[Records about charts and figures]
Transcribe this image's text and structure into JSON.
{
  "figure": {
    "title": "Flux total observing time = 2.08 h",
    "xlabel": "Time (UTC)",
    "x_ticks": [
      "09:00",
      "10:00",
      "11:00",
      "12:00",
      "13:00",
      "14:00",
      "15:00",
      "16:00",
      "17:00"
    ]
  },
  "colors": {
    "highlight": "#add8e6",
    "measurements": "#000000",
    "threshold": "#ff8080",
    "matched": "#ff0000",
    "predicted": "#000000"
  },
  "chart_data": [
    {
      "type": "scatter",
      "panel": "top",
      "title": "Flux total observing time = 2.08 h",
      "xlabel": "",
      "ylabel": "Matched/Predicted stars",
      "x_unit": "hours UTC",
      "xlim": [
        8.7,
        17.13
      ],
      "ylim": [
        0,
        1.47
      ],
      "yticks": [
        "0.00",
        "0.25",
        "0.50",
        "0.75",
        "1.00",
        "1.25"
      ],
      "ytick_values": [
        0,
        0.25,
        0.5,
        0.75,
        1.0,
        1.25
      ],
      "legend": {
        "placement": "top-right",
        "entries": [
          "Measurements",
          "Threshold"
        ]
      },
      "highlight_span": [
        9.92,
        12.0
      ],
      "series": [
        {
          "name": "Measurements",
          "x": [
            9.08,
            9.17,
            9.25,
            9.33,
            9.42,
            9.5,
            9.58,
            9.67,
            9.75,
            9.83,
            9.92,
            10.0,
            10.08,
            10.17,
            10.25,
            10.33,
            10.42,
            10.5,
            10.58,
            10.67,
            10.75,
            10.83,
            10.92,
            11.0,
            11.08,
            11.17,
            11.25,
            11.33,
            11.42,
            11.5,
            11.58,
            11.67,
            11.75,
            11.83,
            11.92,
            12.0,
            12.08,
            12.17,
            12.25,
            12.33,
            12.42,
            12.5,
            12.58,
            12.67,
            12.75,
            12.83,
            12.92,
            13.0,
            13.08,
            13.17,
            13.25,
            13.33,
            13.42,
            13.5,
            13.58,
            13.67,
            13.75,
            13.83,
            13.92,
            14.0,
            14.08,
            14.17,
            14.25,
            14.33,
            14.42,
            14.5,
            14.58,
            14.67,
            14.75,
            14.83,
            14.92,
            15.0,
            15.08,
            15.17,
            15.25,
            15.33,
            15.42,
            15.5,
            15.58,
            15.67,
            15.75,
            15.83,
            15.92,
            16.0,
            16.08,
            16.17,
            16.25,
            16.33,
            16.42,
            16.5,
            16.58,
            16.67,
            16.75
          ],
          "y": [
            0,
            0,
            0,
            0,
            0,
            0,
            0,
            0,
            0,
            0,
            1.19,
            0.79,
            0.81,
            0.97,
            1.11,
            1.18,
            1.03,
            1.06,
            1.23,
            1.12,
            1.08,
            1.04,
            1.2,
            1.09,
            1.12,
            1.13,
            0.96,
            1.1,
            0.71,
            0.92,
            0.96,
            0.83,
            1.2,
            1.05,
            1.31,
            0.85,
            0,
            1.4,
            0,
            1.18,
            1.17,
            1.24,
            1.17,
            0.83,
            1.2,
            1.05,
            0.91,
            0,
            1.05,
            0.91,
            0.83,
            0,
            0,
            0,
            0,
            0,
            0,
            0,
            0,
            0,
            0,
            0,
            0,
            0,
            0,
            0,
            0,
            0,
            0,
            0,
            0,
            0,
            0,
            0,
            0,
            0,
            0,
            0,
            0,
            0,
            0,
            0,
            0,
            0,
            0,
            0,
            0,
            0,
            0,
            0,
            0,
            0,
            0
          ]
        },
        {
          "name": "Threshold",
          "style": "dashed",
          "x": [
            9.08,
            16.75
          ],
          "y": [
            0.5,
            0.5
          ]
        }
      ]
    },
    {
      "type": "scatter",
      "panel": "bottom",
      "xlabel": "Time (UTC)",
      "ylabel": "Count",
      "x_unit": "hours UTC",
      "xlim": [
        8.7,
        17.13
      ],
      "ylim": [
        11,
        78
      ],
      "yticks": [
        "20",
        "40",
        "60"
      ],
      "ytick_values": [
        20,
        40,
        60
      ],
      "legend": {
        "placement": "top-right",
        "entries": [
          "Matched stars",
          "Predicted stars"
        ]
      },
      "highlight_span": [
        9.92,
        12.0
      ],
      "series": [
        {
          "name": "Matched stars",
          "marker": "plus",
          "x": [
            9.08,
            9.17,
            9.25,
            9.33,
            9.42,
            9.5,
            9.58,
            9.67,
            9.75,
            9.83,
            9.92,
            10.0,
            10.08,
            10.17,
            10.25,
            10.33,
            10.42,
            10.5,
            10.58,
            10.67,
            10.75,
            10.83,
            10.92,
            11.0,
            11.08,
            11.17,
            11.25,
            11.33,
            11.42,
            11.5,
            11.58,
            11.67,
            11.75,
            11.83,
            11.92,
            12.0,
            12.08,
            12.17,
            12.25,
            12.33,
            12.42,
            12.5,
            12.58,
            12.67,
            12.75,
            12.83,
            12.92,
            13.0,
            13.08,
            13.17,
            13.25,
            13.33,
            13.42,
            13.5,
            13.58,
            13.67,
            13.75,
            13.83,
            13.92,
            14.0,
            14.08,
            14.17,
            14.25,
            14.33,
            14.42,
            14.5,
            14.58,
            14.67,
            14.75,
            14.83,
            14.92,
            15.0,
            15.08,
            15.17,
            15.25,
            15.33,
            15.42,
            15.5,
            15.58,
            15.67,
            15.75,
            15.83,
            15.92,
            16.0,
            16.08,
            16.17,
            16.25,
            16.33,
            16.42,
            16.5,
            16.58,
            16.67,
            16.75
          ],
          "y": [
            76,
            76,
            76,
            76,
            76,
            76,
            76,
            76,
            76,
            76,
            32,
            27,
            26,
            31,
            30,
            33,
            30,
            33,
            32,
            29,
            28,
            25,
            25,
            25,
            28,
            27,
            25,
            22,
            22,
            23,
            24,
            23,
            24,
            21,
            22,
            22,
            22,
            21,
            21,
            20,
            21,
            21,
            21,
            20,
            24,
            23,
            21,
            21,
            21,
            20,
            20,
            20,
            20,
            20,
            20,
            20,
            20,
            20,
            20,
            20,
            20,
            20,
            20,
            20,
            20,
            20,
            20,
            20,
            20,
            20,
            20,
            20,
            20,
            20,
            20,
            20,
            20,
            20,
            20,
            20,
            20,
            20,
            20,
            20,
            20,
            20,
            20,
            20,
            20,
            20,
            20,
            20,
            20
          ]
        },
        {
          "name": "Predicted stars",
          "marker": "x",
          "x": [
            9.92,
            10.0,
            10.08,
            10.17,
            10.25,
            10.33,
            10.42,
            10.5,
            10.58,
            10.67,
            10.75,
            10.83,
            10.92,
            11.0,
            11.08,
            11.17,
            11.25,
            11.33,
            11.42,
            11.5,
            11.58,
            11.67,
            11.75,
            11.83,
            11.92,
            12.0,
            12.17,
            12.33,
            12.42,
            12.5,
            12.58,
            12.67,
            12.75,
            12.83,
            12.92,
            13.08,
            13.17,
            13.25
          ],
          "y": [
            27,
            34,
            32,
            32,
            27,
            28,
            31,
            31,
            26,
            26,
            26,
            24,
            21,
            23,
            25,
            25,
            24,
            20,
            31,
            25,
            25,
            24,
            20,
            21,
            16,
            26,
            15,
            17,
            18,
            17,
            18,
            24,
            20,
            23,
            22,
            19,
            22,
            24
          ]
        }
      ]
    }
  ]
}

→ **AIM OF THE EXERCISE**
In the records above, locate the lines holding the word "ylabel". Copy each of them.

→ **WRITTEN ANSWER**
      "ylabel": "Matched/Predicted stars",
      "ylabel": "Count",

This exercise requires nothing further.